TUGAS LATIHAN 1 –
Jawab pertanyaan berikut berdasarkan berita tentang kematian diplomat Arya Daru.
(a) Di mana Arya ditemukan tewas?
(b) Kapan dan di mana Nathanael EJ Sumampouw menggelar konferensi pers?
(c) Apa tugas Arya sebagai diplomat menurut berita itu?
TUGAS LATIHAN 2 – Tulis lanjutan berita tentang kematian diplomat Arya Daru, mulai dari kalimat terakhirnya.

Kematian Diplomat Arya Daru Burnout Berat Diduga Picu
koranindonesia.id – Kematian Diplomat Arya Daru (39), diplomat muda Kementerian Luar Negeri (Kemlu), ditemukan tewas di kamar kosnya di kawasan Gondangdia, Menteng, Jakarta Pusat. Wajah Arya terlilit lakban saat ditemukan, dan kejadian itu langsung mengundang perhatian publik.
Kepolisian segera melakukan penyelidikan atas kematian Arya yang terjadi dalam kondisi yang tidak biasa. Namun, penelusuran lebih lanjut mengungkap sisi lain dari kehidupan Arya sebagai diplomat, yaitu tekanan mental dan kelelahan psikologis akibat tugas berat yang ia emban.
“Baca Juga: 15 Negara Serukan Pengakuan Palestina dan Gencatan Senjata“
Ketua Umum Asosiasi Psikologi Forensik Indonesia (Apsifor), Nathanael EJ Sumampouw, menjelaskan bahwa pekerjaan Arya menuntut beban psikologis yang tinggi. Dalam konferensi pers di Polda Metro Jaya pada Selasa, 29 Juli 2025, Nathanael mengungkapkan bahwa Arya mengalami burnout berat sebelum meninggal.
“Pekerjaan Arya membutuhkan empati tinggi, kepekaan emosional, dan sensitivitas sosial yang konsisten. Tuntutan ini bisa memicu burnout dan kelelahan kepedulian,” kata Nathanael.
Arya bertugas memastikan perlindungan bagi Warga Negara Indonesia (WNI) yang berada dalam situasi krisis di luar negeri. Tanggung jawab tersebut membuatnya terus-menerus terpapar pada trauma dan penderitaan yang dialami para WNI.
Selama bertugas, Arya tidak hanya menjalankan fungsi diplomatik. Ia juga berperan sebagai pendengar dan penolong bagi banyak WNI yang membutuhkan perlindungan. Menurut Nathanael, peran ini sangat berat dan melelahkan secara emosional.

ISI DATASET –
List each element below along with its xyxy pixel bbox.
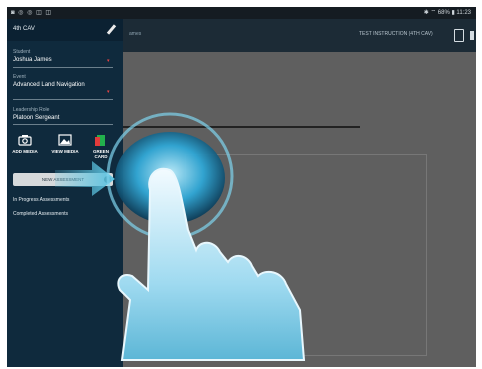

JAWABAN YANG DIHARAPKAN 1 –
(a) Di kamar kosnya di kawasan Gondangdia, Menteng, Jakarta Pusat.
(b) Pada Selasa, 29 Juli 2025, di Polda Metro Jaya.
(c) Memastikan perlindungan bagi Warga Negara Indonesia (WNI) yang berada dalam situasi krisis di luar negeri.

JAWABAN YANG DIHARAPKAN 2 –
“Almarhum adalah pekerja kemanusiaan. Ia menjadi pelindung dan penyelamat bagi WNI yang menghadapi krisis. Ia memastikan bahwa negara hadir untuk rakyatnya,” ujar Nathanael.
Selain beban kerja yang tinggi, Arya juga menyimpan tekanan emosional secara pribadi. Ia memilih untuk tidak menunjukkan emosi negatif di depan orang lain.
Dalam penelusuran psikologis yang dilakukan Apsifor, diketahui bahwa Arya pernah mencoba mengakses layanan kesehatan mental secara daring. Ini menunjukkan bahwa ia sempat mencari bantuan, meskipun secara diam-diam.
“Almarhum mencoba menginternalisasi emosi negatif dan tidak menunjukkannya kepada lingkungan sekitar. Namun, kami menemukan jejak bahwa ia pernah mengakses layanan psikologis online,” ungkap Nathanael.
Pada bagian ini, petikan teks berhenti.